What needs to be done: In the text on the fear of the Lord, for how many years was the writer left without gifts or any sense of God's presence?

Susanne Schuberth has recently brought to my attention this subject of the fear of the Lord on her blog.(1) I knew that we who are His saints do not need to walk in paranoia of God because He is our Father who loves us. Yet, I also knew that there was something more to it that I had not yet fully apprehended in my life. I had already seen how He can take rather drastic action against me when I have been walking in my own pride while supposedly “serving Him” and garnering attention to myself with His gifts of the Spirit.

Power among men is a very seducing thing. As Lord Acton of England once said, “Power tends to corrupt and absolute power corrupts absolutely.” Sad to say that this has become most evident in the hierarchy of today’s churches. When I started to be puffed up by His power in my life (exercising spiritual gifts), He showed me how I looked to Him and it was ugly! I cried out to Him to kill that ugly pride in me and take out of my life everything that was not a manifestation of His Son. I soon found out just what it means that it is a fearful thing to fall into the hands of the Living God. He shut me down cold for 14 years with no gifts and no sense of His presence in my life whatsoever. He also took me to task in every area of my life that I once took pleasure in.

Since all this took place, God has kept me aware of my own propensity to fall, and as soon as any pride starts to raise its head, He lets me know about it. More recently He has been letting me feel His displeasure when I have not shown kindness and respect to those who walk in the humility of Christ. Sad to say, I spent a good part of my life clamoring after higher positions in the churches of men. What a folly. Like Proverbs says,

Pride goes before destruction, and a haughty spirit before a fall. It is better to be of a lowly spirit with the poor than to divide the spoil with the proud. (Prov 16:18-19, RSV)

Information supplied:
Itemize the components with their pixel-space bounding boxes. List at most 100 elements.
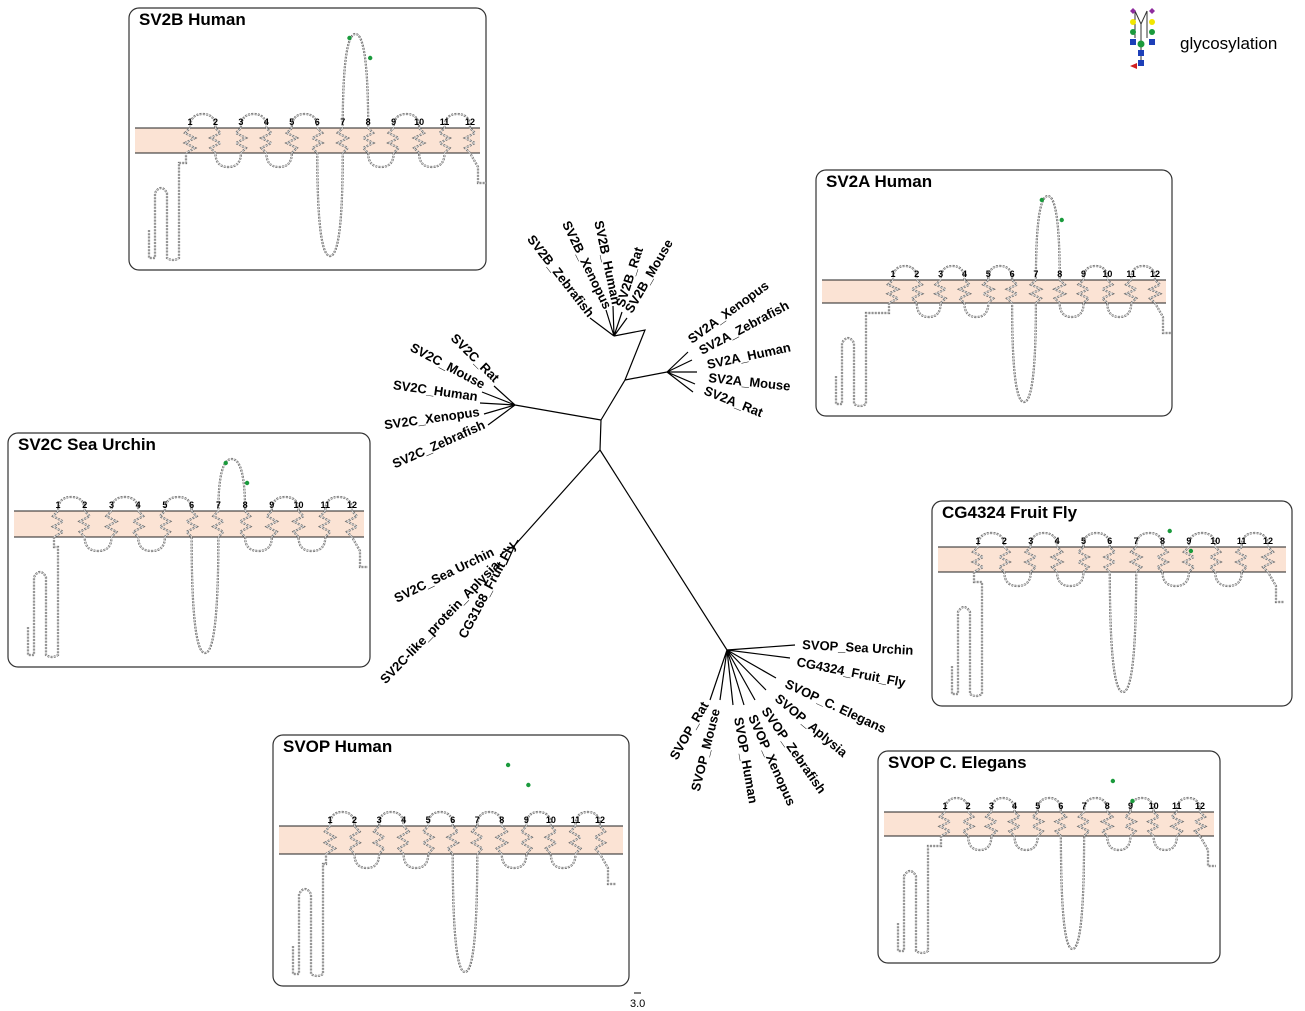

Solution: Fourteen years.